# REQUEST:
Your task is to extract the lines from the one holding "What data populates" through the end of the material. Set them down exactly and add nothing.
---- INPUT FOR THIS TASK
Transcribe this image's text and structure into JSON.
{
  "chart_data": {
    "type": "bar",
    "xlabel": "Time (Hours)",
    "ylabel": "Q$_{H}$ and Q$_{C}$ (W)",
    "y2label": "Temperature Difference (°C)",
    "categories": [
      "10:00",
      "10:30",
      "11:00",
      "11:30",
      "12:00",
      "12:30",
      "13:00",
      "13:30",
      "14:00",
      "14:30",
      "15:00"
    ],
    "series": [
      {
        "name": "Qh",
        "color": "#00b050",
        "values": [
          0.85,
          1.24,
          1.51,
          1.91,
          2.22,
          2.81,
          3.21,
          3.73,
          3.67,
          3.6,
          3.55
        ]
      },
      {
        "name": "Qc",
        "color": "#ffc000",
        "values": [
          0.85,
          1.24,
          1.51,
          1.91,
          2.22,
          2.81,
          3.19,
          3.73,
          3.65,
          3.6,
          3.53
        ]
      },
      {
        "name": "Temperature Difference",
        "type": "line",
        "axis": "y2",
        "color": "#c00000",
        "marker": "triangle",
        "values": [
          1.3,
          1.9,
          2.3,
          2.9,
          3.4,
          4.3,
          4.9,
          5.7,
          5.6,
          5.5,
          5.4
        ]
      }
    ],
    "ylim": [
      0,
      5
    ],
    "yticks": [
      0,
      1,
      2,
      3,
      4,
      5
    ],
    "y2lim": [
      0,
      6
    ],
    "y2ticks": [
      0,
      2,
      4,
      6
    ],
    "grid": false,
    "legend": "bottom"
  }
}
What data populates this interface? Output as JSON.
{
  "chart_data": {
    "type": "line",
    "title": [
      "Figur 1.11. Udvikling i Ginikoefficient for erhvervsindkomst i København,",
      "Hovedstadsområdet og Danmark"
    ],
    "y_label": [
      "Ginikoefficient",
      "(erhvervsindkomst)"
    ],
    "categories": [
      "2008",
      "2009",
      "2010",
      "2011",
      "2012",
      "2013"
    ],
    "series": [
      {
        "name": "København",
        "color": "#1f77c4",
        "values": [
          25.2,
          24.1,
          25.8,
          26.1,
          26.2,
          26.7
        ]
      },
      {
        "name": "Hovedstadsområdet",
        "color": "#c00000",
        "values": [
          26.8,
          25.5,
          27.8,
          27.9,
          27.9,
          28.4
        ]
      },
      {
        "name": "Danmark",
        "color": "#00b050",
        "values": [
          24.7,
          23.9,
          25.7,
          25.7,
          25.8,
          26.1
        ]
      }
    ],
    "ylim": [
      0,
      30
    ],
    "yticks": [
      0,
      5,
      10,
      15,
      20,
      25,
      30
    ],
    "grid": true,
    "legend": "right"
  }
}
--------
# ANSWER BELOW:
What data populates this interface? Output as JSON.
{
  "chart_data": {
    "type": "line",
    "title": [
      "Figur 1.11. Udvikling i Ginikoefficient for erhvervsindkomst i København,",
      "Hovedstadsområdet og Danmark"
    ],
    "y_label": [
      "Ginikoefficient",
      "(erhvervsindkomst)"
    ],
    "categories": [
      "2008",
      "2009",
      "2010",
      "2011",
      "2012",
      "2013"
    ],
    "series": [
      {
        "name": "København",
        "color": "#1f77c4",
        "values": [
          25.2,
          24.1,
          25.8,
          26.1,
          26.2,
          26.7
        ]
      },
      {
        "name": "Hovedstadsområdet",
        "color": "#c00000",
        "values": [
          26.8,
          25.5,
          27.8,
          27.9,
          27.9,
          28.4
        ]
      },
      {
        "name": "Danmark",
        "color": "#00b050",
        "values": [
          24.7,
          23.9,
          25.7,
          25.7,
          25.8,
          26.1
        ]
      }
    ],
    "ylim": [
      0,
      30
    ],
    "yticks": [
      0,
      5,
      10,
      15,
      20,
      25,
      30
    ],
    "grid": true,
    "legend": "right"
  }
}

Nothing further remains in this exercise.